• **WHAT THIS TASK INVOLVES**
Set down each line of the material that follows, exactly, with no pictures.

• **STORED DATA**
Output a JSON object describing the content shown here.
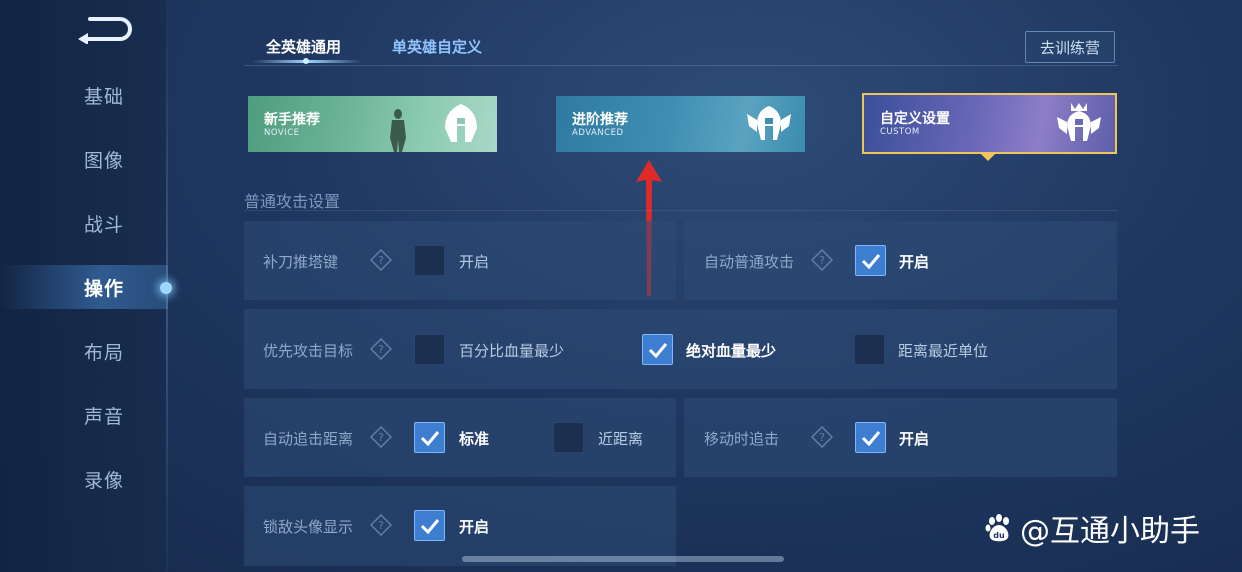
{
  "sidebar": {
    "items": [
      {
        "label": "基础"
      },
      {
        "label": "图像"
      },
      {
        "label": "战斗"
      },
      {
        "label": "操作"
      },
      {
        "label": "布局"
      },
      {
        "label": "声音"
      },
      {
        "label": "录像"
      }
    ],
    "active_index": 3
  },
  "tabs": [
    {
      "label": "全英雄通用",
      "active": true
    },
    {
      "label": "单英雄自定义",
      "active": false
    }
  ],
  "training_button": "去训练营",
  "presets": [
    {
      "title": "新手推荐",
      "subtitle": "NOVICE",
      "selected": false
    },
    {
      "title": "进阶推荐",
      "subtitle": "ADVANCED",
      "selected": false
    },
    {
      "title": "自定义设置",
      "subtitle": "CUSTOM",
      "selected": true
    }
  ],
  "section_title": "普通攻击设置",
  "settings": {
    "last_hit": {
      "label": "补刀推塔键",
      "option": "开启",
      "checked": false
    },
    "auto_attack": {
      "label": "自动普通攻击",
      "option": "开启",
      "checked": true
    },
    "priority": {
      "label": "优先攻击目标",
      "options": [
        {
          "label": "百分比血量最少",
          "checked": false
        },
        {
          "label": "绝对血量最少",
          "checked": true
        },
        {
          "label": "距离最近单位",
          "checked": false
        }
      ]
    },
    "chase_distance": {
      "label": "自动追击距离",
      "options": [
        {
          "label": "标准",
          "checked": true
        },
        {
          "label": "近距离",
          "checked": false
        }
      ]
    },
    "move_chase": {
      "label": "移动时追击",
      "option": "开启",
      "checked": true
    },
    "lock_portrait": {
      "label": "锁敌头像显示",
      "option": "开启",
      "checked": true
    }
  },
  "watermark": "@互通小助手",
  "colors": {
    "accent": "#3d7ed0",
    "selected_border": "#f0c45c",
    "arrow": "#e02a2a"
  }
}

• **OUTPUT OF THE TASK**
Output a JSON object describing the content shown here.
{
  "sidebar": {
    "items": [
      {
        "label": "基础"
      },
      {
        "label": "图像"
      },
      {
        "label": "战斗"
      },
      {
        "label": "操作"
      },
      {
        "label": "布局"
      },
      {
        "label": "声音"
      },
      {
        "label": "录像"
      }
    ],
    "active_index": 3
  },
  "tabs": [
    {
      "label": "全英雄通用",
      "active": true
    },
    {
      "label": "单英雄自定义",
      "active": false
    }
  ],
  "training_button": "去训练营",
  "presets": [
    {
      "title": "新手推荐",
      "subtitle": "NOVICE",
      "selected": false
    },
    {
      "title": "进阶推荐",
      "subtitle": "ADVANCED",
      "selected": false
    },
    {
      "title": "自定义设置",
      "subtitle": "CUSTOM",
      "selected": true
    }
  ],
  "section_title": "普通攻击设置",
  "settings": {
    "last_hit": {
      "label": "补刀推塔键",
      "option": "开启",
      "checked": false
    },
    "auto_attack": {
      "label": "自动普通攻击",
      "option": "开启",
      "checked": true
    },
    "priority": {
      "label": "优先攻击目标",
      "options": [
        {
          "label": "百分比血量最少",
          "checked": false
        },
        {
          "label": "绝对血量最少",
          "checked": true
        },
        {
          "label": "距离最近单位",
          "checked": false
        }
      ]
    },
    "chase_distance": {
      "label": "自动追击距离",
      "options": [
        {
          "label": "标准",
          "checked": true
        },
        {
          "label": "近距离",
          "checked": false
        }
      ]
    },
    "move_chase": {
      "label": "移动时追击",
      "option": "开启",
      "checked": true
    },
    "lock_portrait": {
      "label": "锁敌头像显示",
      "option": "开启",
      "checked": true
    }
  },
  "watermark": "@互通小助手",
  "colors": {
    "accent": "#3d7ed0",
    "selected_border": "#f0c45c",
    "arrow": "#e02a2a"
  }
}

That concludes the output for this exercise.